··· Lesetext ···
Die Pflanzrechte verhindern eine Ausweitung der Flächen, auf denen Wein angebaut werden darf. Die EU-Kommission plant hier eine Liberalisierung. Viele Winzer sind dagegen.

Von Ludger Fittkau | 01.09.2012
    Ein kleiner unbemannter Hubschrauber mit Rotorblättern, die nur etwa einen Meter lang sind. Das ist der Hoffnungsträger für die Winzer an der Mosel, die ihren Wein in extrem steilen Lagen anbauen. Das ferngesteuerte Flugobjekt, eine sogenannte "Drohne", wie sie auch von Militär und Polizei eingesetzt wird, soll künftig Pflanzenschutzmittel auf die Riesling- oder Müller-Thurgau-Reblagen an den steilen, unwegsamen Moselhängen ausbringen.

    Noch wird an der Weinbau-Drohne mit dem Spritzkanister an Bord geforscht. Bei einem Treffen im quirligen Mosel-Weinort Bernkastel-Kues wird die Technik Winzern und Politikern der Region vorgestellt. Moselwinzer Martin Dötsch ist gekommen, um sich das Fluggerät näher anzuschauen. Denn die Steillagen seines Weingutes, auf denen vor allem Riesling wächst, werden bis jetzt noch von bemannten Hubschraubern gespritzt, eine teure und bisweilen gefährliche Aktion:

    "Heute war bei uns im Ort die letzte Anwendung mit dem Hubschrauber."
··· Vorliegende Daten ···
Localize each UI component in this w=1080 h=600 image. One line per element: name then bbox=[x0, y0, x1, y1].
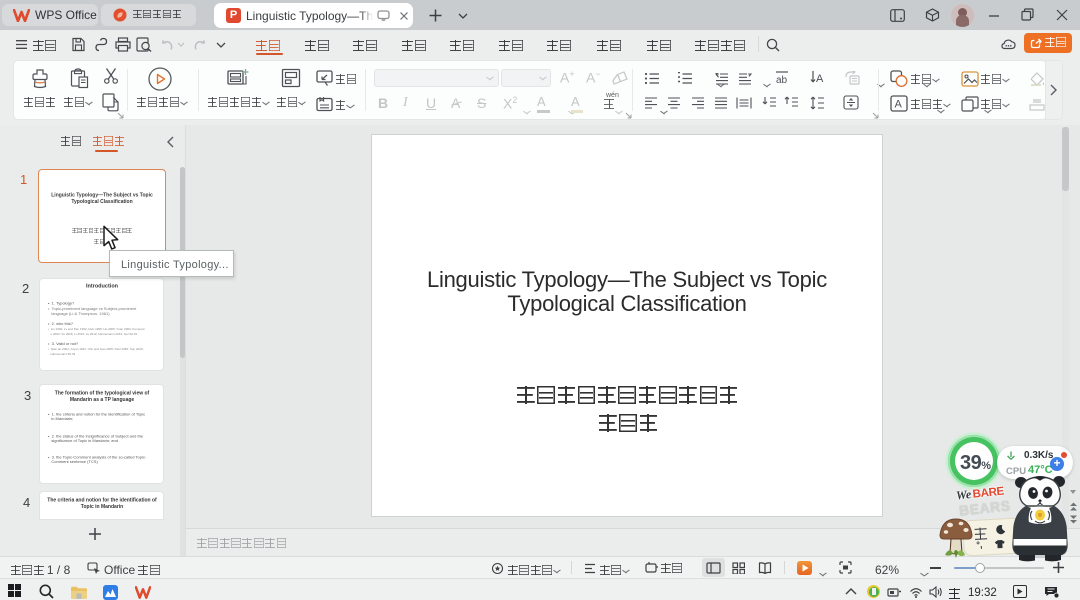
···
• _Aufgabenliste_:
A - Geben Sie aus dem Text über die Weinbau-Drohne den Abschnitt wortgetreu wieder, der mit den Worten „Die Pflanzrechte verhindern“ einsetzt und mit „unwegsamen Moselhängen ausbringen.“ schließt.
B - Was soll die Drohne laut dem Text über die Weinbau-Drohne künftig an den Moselhängen ausbringen?
Die Daten stammen aus einer anderen Quelle.

• _Antworten im Einzelnen_:
A -
Die Pflanzrechte verhindern eine Ausweitung der Flächen, auf denen Wein angebaut werden darf. Die EU-Kommission plant hier eine Liberalisierung. Viele Winzer sind dagegen.

Von Ludger Fittkau | 01.09.2012
    Ein kleiner unbemannter Hubschrauber mit Rotorblättern, die nur etwa einen Meter lang sind. Das ist der Hoffnungsträger für die Winzer an der Mosel, die ihren Wein in extrem steilen Lagen anbauen. Das ferngesteuerte Flugobjekt, eine sogenannte "Drohne", wie sie auch von Militär und Polizei eingesetzt wird, soll künftig Pflanzenschutzmittel auf die Riesling- oder Müller-Thurgau-Reblagen an den steilen, unwegsamen Moselhängen ausbringen.

B - Pflanzenschutzmittel auf die Riesling- oder Müller-Thurgau-Reblagen an den steilen, unwegsamen Moselhängen.